#### Source data:
Segment Open

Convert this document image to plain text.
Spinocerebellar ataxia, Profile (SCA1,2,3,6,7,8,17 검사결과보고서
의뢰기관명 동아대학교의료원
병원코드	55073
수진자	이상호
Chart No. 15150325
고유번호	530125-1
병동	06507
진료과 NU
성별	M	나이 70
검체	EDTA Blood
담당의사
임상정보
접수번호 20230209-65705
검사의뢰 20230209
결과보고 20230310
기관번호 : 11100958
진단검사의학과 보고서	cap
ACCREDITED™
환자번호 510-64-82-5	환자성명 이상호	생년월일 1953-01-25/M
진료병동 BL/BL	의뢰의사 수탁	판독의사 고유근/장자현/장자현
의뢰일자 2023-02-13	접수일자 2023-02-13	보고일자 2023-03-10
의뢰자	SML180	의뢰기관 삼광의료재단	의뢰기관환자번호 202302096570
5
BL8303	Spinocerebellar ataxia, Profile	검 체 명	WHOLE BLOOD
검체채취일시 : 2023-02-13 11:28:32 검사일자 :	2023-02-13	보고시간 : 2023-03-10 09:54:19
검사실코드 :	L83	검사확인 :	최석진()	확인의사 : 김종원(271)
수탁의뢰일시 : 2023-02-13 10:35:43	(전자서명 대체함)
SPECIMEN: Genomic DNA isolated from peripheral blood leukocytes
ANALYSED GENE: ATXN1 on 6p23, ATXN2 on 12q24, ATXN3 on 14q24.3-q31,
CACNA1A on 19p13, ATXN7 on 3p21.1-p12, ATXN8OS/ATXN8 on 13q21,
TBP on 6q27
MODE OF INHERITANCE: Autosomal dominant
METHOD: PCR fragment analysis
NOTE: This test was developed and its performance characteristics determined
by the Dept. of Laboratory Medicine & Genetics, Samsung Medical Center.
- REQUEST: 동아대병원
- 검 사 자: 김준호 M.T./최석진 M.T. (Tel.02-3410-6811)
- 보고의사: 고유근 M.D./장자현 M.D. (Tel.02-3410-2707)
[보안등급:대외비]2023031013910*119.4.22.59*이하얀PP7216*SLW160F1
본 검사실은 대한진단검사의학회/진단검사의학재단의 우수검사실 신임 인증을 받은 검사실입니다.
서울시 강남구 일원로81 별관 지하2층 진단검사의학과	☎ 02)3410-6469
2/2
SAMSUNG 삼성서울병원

Segment Closed

#### ACTIVITY:
Please work out how many lines above contain the string "Profile", and reply with that number alone.

#### SOLUTION FOR THIS EXERCISE:
2